Task to carry out – Repeat the material exactly as it appears.

Recorded data –
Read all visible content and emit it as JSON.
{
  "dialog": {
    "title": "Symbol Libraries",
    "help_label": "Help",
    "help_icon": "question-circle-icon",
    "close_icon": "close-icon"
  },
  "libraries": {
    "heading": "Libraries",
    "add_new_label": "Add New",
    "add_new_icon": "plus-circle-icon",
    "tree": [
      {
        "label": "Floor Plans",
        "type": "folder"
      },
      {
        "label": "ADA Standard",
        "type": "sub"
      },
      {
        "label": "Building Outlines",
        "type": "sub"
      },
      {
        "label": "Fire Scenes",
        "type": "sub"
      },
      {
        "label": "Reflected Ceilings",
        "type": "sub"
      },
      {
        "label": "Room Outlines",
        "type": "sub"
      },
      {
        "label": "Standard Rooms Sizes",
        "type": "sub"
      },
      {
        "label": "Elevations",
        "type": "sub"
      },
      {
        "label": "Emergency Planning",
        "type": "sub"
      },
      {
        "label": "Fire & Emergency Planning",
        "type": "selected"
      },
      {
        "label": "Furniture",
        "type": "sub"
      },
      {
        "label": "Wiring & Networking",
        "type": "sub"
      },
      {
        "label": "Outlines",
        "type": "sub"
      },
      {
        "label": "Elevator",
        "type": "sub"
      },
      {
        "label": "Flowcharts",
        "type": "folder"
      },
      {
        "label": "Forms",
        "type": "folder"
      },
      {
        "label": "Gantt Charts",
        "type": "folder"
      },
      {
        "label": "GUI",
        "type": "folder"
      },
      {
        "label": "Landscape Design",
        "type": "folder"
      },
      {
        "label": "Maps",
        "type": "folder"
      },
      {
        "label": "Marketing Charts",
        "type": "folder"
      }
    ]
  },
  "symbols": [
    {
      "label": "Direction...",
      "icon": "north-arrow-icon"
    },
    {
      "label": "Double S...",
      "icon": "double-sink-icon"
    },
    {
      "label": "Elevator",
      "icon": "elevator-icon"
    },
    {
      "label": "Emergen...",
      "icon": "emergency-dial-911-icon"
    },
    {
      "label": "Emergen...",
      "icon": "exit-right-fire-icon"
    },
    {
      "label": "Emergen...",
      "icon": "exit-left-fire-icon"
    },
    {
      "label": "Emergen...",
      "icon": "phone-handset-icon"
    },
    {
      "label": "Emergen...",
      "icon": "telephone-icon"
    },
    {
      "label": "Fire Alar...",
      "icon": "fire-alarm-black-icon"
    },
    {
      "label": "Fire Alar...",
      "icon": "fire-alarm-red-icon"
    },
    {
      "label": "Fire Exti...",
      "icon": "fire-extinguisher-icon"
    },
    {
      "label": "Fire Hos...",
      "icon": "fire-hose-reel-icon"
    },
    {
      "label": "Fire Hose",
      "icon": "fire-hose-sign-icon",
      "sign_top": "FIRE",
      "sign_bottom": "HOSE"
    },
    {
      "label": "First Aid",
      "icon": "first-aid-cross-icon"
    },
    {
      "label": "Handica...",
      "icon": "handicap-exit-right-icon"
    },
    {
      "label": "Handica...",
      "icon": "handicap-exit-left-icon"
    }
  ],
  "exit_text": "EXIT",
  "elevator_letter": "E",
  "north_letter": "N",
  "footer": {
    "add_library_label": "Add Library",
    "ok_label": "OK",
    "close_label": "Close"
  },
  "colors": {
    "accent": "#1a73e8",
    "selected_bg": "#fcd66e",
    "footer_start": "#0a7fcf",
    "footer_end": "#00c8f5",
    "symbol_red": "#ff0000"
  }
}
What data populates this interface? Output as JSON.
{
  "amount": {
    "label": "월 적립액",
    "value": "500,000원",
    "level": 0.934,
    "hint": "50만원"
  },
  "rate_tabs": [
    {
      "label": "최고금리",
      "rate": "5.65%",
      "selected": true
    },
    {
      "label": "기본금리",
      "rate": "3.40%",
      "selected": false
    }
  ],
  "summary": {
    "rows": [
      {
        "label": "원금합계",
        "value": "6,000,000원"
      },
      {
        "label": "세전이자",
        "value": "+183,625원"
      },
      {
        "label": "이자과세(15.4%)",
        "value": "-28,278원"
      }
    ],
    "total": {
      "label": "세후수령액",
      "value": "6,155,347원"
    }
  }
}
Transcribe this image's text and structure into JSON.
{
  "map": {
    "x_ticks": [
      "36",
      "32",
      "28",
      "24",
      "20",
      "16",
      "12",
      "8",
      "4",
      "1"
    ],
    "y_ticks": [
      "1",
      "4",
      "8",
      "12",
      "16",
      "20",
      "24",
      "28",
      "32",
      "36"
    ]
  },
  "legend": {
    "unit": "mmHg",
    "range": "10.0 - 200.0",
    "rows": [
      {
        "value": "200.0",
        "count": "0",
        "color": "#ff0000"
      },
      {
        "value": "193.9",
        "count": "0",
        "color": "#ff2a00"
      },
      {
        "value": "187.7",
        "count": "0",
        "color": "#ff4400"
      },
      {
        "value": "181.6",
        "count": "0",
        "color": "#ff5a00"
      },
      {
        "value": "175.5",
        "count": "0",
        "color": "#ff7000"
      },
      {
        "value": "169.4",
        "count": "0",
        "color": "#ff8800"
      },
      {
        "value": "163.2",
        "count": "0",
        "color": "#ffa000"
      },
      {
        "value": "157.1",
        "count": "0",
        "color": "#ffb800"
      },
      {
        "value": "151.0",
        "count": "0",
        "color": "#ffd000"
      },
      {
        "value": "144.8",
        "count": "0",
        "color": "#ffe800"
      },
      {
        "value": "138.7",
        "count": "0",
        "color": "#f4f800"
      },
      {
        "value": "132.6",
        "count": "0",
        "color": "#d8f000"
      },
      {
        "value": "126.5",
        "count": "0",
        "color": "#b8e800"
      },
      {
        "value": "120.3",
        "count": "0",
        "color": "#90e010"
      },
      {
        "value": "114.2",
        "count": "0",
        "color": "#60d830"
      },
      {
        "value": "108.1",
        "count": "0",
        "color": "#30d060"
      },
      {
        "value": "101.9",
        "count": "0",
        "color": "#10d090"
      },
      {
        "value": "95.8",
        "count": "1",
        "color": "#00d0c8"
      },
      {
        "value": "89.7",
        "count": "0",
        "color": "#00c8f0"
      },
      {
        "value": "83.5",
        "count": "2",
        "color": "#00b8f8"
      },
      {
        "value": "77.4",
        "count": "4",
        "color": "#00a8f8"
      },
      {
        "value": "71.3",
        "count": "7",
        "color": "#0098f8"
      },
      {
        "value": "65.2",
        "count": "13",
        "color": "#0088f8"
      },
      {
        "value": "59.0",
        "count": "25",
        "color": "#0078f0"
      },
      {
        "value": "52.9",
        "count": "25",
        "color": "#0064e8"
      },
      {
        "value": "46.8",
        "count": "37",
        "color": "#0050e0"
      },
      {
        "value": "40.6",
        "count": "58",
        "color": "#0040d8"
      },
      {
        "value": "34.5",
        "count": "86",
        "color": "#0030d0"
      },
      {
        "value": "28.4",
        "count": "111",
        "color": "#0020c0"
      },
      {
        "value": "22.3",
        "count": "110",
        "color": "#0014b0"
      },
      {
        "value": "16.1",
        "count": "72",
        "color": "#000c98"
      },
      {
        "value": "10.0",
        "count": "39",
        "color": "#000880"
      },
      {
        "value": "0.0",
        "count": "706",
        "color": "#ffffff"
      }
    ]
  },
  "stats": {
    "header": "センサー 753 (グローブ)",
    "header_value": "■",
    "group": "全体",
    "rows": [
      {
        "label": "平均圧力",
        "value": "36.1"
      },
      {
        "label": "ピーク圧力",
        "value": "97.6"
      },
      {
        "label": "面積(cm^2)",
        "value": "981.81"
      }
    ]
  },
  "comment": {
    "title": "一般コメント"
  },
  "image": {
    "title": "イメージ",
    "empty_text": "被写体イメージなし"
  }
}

Result of the exercise –
Read all visible content and emit it as JSON.
{
  "dialog": {
    "title": "Symbol Libraries",
    "help_label": "Help",
    "help_icon": "question-circle-icon",
    "close_icon": "close-icon"
  },
  "libraries": {
    "heading": "Libraries",
    "add_new_label": "Add New",
    "add_new_icon": "plus-circle-icon",
    "tree": [
      {
        "label": "Floor Plans",
        "type": "folder"
      },
      {
        "label": "ADA Standard",
        "type": "sub"
      },
      {
        "label": "Building Outlines",
        "type": "sub"
      },
      {
        "label": "Fire Scenes",
        "type": "sub"
      },
      {
        "label": "Reflected Ceilings",
        "type": "sub"
      },
      {
        "label": "Room Outlines",
        "type": "sub"
      },
      {
        "label": "Standard Rooms Sizes",
        "type": "sub"
      },
      {
        "label": "Elevations",
        "type": "sub"
      },
      {
        "label": "Emergency Planning",
        "type": "sub"
      },
      {
        "label": "Fire & Emergency Planning",
        "type": "selected"
      },
      {
        "label": "Furniture",
        "type": "sub"
      },
      {
        "label": "Wiring & Networking",
        "type": "sub"
      },
      {
        "label": "Outlines",
        "type": "sub"
      },
      {
        "label": "Elevator",
        "type": "sub"
      },
      {
        "label": "Flowcharts",
        "type": "folder"
      },
      {
        "label": "Forms",
        "type": "folder"
      },
      {
        "label": "Gantt Charts",
        "type": "folder"
      },
      {
        "label": "GUI",
        "type": "folder"
      },
      {
        "label": "Landscape Design",
        "type": "folder"
      },
      {
        "label": "Maps",
        "type": "folder"
      },
      {
        "label": "Marketing Charts",
        "type": "folder"
      }
    ]
  },
  "symbols": [
    {
      "label": "Direction...",
      "icon": "north-arrow-icon"
    },
    {
      "label": "Double S...",
      "icon": "double-sink-icon"
    },
    {
      "label": "Elevator",
      "icon": "elevator-icon"
    },
    {
      "label": "Emergen...",
      "icon": "emergency-dial-911-icon"
    },
    {
      "label": "Emergen...",
      "icon": "exit-right-fire-icon"
    },
    {
      "label": "Emergen...",
      "icon": "exit-left-fire-icon"
    },
    {
      "label": "Emergen...",
      "icon": "phone-handset-icon"
    },
    {
      "label": "Emergen...",
      "icon": "telephone-icon"
    },
    {
      "label": "Fire Alar...",
      "icon": "fire-alarm-black-icon"
    },
    {
      "label": "Fire Alar...",
      "icon": "fire-alarm-red-icon"
    },
    {
      "label": "Fire Exti...",
      "icon": "fire-extinguisher-icon"
    },
    {
      "label": "Fire Hos...",
      "icon": "fire-hose-reel-icon"
    },
    {
      "label": "Fire Hose",
      "icon": "fire-hose-sign-icon",
      "sign_top": "FIRE",
      "sign_bottom": "HOSE"
    },
    {
      "label": "First Aid",
      "icon": "first-aid-cross-icon"
    },
    {
      "label": "Handica...",
      "icon": "handicap-exit-right-icon"
    },
    {
      "label": "Handica...",
      "icon": "handicap-exit-left-icon"
    }
  ],
  "exit_text": "EXIT",
  "elevator_letter": "E",
  "north_letter": "N",
  "footer": {
    "add_library_label": "Add Library",
    "ok_label": "OK",
    "close_label": "Close"
  },
  "colors": {
    "accent": "#1a73e8",
    "selected_bg": "#fcd66e",
    "footer_start": "#0a7fcf",
    "footer_end": "#00c8f5",
    "symbol_red": "#ff0000"
  }
}
What data populates this interface? Output as JSON.
{
  "amount": {
    "label": "월 적립액",
    "value": "500,000원",
    "level": 0.934,
    "hint": "50만원"
  },
  "rate_tabs": [
    {
      "label": "최고금리",
      "rate": "5.65%",
      "selected": true
    },
    {
      "label": "기본금리",
      "rate": "3.40%",
      "selected": false
    }
  ],
  "summary": {
    "rows": [
      {
        "label": "원금합계",
        "value": "6,000,000원"
      },
      {
        "label": "세전이자",
        "value": "+183,625원"
      },
      {
        "label": "이자과세(15.4%)",
        "value": "-28,278원"
      }
    ],
    "total": {
      "label": "세후수령액",
      "value": "6,155,347원"
    }
  }
}
Transcribe this image's text and structure into JSON.
{
  "map": {
    "x_ticks": [
      "36",
      "32",
      "28",
      "24",
      "20",
      "16",
      "12",
      "8",
      "4",
      "1"
    ],
    "y_ticks": [
      "1",
      "4",
      "8",
      "12",
      "16",
      "20",
      "24",
      "28",
      "32",
      "36"
    ]
  },
  "legend": {
    "unit": "mmHg",
    "range": "10.0 - 200.0",
    "rows": [
      {
        "value": "200.0",
        "count": "0",
        "color": "#ff0000"
      },
      {
        "value": "193.9",
        "count": "0",
        "color": "#ff2a00"
      },
      {
        "value": "187.7",
        "count": "0",
        "color": "#ff4400"
      },
      {
        "value": "181.6",
        "count": "0",
        "color": "#ff5a00"
      },
      {
        "value": "175.5",
        "count": "0",
        "color": "#ff7000"
      },
      {
        "value": "169.4",
        "count": "0",
        "color": "#ff8800"
      },
      {
        "value": "163.2",
        "count": "0",
        "color": "#ffa000"
      },
      {
        "value": "157.1",
        "count": "0",
        "color": "#ffb800"
      },
      {
        "value": "151.0",
        "count": "0",
        "color": "#ffd000"
      },
      {
        "value": "144.8",
        "count": "0",
        "color": "#ffe800"
      },
      {
        "value": "138.7",
        "count": "0",
        "color": "#f4f800"
      },
      {
        "value": "132.6",
        "count": "0",
        "color": "#d8f000"
      },
      {
        "value": "126.5",
        "count": "0",
        "color": "#b8e800"
      },
      {
        "value": "120.3",
        "count": "0",
        "color": "#90e010"
      },
      {
        "value": "114.2",
        "count": "0",
        "color": "#60d830"
      },
      {
        "value": "108.1",
        "count": "0",
        "color": "#30d060"
      },
      {
        "value": "101.9",
        "count": "0",
        "color": "#10d090"
      },
      {
        "value": "95.8",
        "count": "1",
        "color": "#00d0c8"
      },
      {
        "value": "89.7",
        "count": "0",
        "color": "#00c8f0"
      },
      {
        "value": "83.5",
        "count": "2",
        "color": "#00b8f8"
      },
      {
        "value": "77.4",
        "count": "4",
        "color": "#00a8f8"
      },
      {
        "value": "71.3",
        "count": "7",
        "color": "#0098f8"
      },
      {
        "value": "65.2",
        "count": "13",
        "color": "#0088f8"
      },
      {
        "value": "59.0",
        "count": "25",
        "color": "#0078f0"
      },
      {
        "value": "52.9",
        "count": "25",
        "color": "#0064e8"
      },
      {
        "value": "46.8",
        "count": "37",
        "color": "#0050e0"
      },
      {
        "value": "40.6",
        "count": "58",
        "color": "#0040d8"
      },
      {
        "value": "34.5",
        "count": "86",
        "color": "#0030d0"
      },
      {
        "value": "28.4",
        "count": "111",
        "color": "#0020c0"
      },
      {
        "value": "22.3",
        "count": "110",
        "color": "#0014b0"
      },
      {
        "value": "16.1",
        "count": "72",
        "color": "#000c98"
      },
      {
        "value": "10.0",
        "count": "39",
        "color": "#000880"
      },
      {
        "value": "0.0",
        "count": "706",
        "color": "#ffffff"
      }
    ]
  },
  "stats": {
    "header": "センサー 753 (グローブ)",
    "header_value": "■",
    "group": "全体",
    "rows": [
      {
        "label": "平均圧力",
        "value": "36.1"
      },
      {
        "label": "ピーク圧力",
        "value": "97.6"
      },
      {
        "label": "面積(cm^2)",
        "value": "981.81"
      }
    ]
  },
  "comment": {
    "title": "一般コメント"
  },
  "image": {
    "title": "イメージ",
    "empty_text": "被写体イメージなし"
  }
}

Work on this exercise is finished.